• **What you are asked to do**
The answer is every line in the data below that contains the word "icon".

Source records

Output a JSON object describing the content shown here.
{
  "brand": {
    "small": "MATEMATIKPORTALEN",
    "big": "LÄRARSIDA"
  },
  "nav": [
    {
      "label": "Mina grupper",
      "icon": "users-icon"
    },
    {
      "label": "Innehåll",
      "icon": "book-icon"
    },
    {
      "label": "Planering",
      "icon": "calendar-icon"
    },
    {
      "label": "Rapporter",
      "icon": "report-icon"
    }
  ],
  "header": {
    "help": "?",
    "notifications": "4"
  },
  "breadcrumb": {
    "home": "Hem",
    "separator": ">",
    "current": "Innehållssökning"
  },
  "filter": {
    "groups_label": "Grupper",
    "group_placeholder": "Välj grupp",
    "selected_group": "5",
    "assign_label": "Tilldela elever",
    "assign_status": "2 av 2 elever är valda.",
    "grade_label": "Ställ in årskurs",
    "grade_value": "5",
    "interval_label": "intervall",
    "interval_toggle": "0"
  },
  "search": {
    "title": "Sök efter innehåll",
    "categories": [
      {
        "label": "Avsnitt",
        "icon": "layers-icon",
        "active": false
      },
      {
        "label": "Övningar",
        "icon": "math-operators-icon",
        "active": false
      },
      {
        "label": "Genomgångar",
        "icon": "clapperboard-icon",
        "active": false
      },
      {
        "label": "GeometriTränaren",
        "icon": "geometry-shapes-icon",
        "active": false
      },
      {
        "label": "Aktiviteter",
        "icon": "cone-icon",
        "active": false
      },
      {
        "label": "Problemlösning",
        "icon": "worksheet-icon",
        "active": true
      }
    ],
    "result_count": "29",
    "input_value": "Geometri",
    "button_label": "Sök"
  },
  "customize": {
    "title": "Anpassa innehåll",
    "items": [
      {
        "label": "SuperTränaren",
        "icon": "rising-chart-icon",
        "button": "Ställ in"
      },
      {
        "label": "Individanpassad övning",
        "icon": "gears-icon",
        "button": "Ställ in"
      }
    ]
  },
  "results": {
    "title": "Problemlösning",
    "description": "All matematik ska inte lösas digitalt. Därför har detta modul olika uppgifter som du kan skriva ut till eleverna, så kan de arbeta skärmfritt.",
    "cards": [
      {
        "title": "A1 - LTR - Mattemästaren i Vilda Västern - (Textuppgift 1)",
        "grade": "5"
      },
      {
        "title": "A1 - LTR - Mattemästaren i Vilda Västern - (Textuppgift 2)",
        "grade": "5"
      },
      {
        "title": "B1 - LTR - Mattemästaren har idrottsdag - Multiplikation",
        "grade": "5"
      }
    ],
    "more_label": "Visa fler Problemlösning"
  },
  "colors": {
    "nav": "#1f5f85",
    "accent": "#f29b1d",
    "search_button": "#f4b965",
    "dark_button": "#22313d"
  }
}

• **Expected output**
      "icon": "users-icon"
      "icon": "book-icon"
      "icon": "calendar-icon"
      "icon": "report-icon"
        "icon": "layers-icon",
        "icon": "math-operators-icon",
        "icon": "clapperboard-icon",
        "icon": "geometry-shapes-icon",
        "icon": "cone-icon",
        "icon": "worksheet-icon",
        "icon": "rising-chart-icon",
        "icon": "gears-icon",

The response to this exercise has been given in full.